EXERCISE REQUIREMENTS.
Without including the pictures, copy out every line below.

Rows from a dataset
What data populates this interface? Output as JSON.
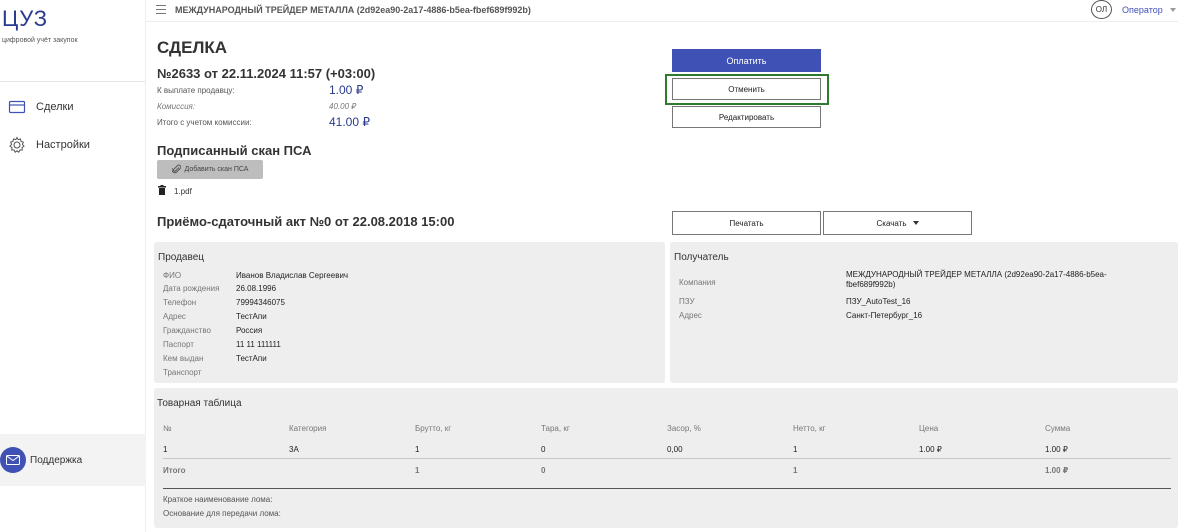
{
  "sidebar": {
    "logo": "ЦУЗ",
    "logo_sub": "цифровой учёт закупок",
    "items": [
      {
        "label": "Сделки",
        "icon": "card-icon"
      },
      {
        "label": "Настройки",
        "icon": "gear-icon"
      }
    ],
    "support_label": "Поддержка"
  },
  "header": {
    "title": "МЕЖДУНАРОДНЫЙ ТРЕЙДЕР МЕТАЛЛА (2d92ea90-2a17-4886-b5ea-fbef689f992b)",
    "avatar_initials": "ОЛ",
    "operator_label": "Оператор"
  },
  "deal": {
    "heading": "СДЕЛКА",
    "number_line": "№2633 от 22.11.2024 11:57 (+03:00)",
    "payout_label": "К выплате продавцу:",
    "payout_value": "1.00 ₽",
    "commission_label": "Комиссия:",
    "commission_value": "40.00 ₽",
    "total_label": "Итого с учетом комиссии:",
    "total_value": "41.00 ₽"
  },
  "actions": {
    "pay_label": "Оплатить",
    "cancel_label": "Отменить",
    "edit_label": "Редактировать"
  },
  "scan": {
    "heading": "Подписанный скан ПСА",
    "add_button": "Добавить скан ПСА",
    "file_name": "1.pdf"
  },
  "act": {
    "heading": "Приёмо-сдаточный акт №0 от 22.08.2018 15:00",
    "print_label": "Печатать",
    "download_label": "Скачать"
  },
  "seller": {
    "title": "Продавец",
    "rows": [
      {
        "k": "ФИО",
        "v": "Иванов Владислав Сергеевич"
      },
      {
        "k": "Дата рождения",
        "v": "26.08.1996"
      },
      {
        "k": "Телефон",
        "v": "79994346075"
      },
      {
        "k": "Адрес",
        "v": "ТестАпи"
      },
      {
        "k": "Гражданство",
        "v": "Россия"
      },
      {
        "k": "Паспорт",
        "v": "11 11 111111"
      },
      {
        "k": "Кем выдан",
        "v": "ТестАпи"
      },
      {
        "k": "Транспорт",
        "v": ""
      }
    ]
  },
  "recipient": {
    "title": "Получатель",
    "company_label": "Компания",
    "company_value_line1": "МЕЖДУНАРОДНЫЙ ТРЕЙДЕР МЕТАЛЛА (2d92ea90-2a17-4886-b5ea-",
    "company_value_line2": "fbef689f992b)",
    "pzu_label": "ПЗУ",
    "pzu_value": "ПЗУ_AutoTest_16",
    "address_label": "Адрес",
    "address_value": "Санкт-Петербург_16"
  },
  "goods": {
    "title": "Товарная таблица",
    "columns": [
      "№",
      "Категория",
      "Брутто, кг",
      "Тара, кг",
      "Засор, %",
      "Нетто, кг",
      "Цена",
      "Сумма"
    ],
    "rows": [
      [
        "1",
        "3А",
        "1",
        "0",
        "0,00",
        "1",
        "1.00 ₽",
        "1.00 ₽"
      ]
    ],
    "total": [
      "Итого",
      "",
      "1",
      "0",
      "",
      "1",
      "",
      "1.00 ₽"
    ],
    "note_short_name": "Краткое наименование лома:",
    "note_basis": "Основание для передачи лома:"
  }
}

RESPONSE.
What data populates this interface? Output as JSON.
{
  "sidebar": {
    "logo": "ЦУЗ",
    "logo_sub": "цифровой учёт закупок",
    "items": [
      {
        "label": "Сделки",
        "icon": "card-icon"
      },
      {
        "label": "Настройки",
        "icon": "gear-icon"
      }
    ],
    "support_label": "Поддержка"
  },
  "header": {
    "title": "МЕЖДУНАРОДНЫЙ ТРЕЙДЕР МЕТАЛЛА (2d92ea90-2a17-4886-b5ea-fbef689f992b)",
    "avatar_initials": "ОЛ",
    "operator_label": "Оператор"
  },
  "deal": {
    "heading": "СДЕЛКА",
    "number_line": "№2633 от 22.11.2024 11:57 (+03:00)",
    "payout_label": "К выплате продавцу:",
    "payout_value": "1.00 ₽",
    "commission_label": "Комиссия:",
    "commission_value": "40.00 ₽",
    "total_label": "Итого с учетом комиссии:",
    "total_value": "41.00 ₽"
  },
  "actions": {
    "pay_label": "Оплатить",
    "cancel_label": "Отменить",
    "edit_label": "Редактировать"
  },
  "scan": {
    "heading": "Подписанный скан ПСА",
    "add_button": "Добавить скан ПСА",
    "file_name": "1.pdf"
  },
  "act": {
    "heading": "Приёмо-сдаточный акт №0 от 22.08.2018 15:00",
    "print_label": "Печатать",
    "download_label": "Скачать"
  },
  "seller": {
    "title": "Продавец",
    "rows": [
      {
        "k": "ФИО",
        "v": "Иванов Владислав Сергеевич"
      },
      {
        "k": "Дата рождения",
        "v": "26.08.1996"
      },
      {
        "k": "Телефон",
        "v": "79994346075"
      },
      {
        "k": "Адрес",
        "v": "ТестАпи"
      },
      {
        "k": "Гражданство",
        "v": "Россия"
      },
      {
        "k": "Паспорт",
        "v": "11 11 111111"
      },
      {
        "k": "Кем выдан",
        "v": "ТестАпи"
      },
      {
        "k": "Транспорт",
        "v": ""
      }
    ]
  },
  "recipient": {
    "title": "Получатель",
    "company_label": "Компания",
    "company_value_line1": "МЕЖДУНАРОДНЫЙ ТРЕЙДЕР МЕТАЛЛА (2d92ea90-2a17-4886-b5ea-",
    "company_value_line2": "fbef689f992b)",
    "pzu_label": "ПЗУ",
    "pzu_value": "ПЗУ_AutoTest_16",
    "address_label": "Адрес",
    "address_value": "Санкт-Петербург_16"
  },
  "goods": {
    "title": "Товарная таблица",
    "columns": [
      "№",
      "Категория",
      "Брутто, кг",
      "Тара, кг",
      "Засор, %",
      "Нетто, кг",
      "Цена",
      "Сумма"
    ],
    "rows": [
      [
        "1",
        "3А",
        "1",
        "0",
        "0,00",
        "1",
        "1.00 ₽",
        "1.00 ₽"
      ]
    ],
    "total": [
      "Итого",
      "",
      "1",
      "0",
      "",
      "1",
      "",
      "1.00 ₽"
    ],
    "note_short_name": "Краткое наименование лома:",
    "note_basis": "Основание для передачи лома:"
  }
}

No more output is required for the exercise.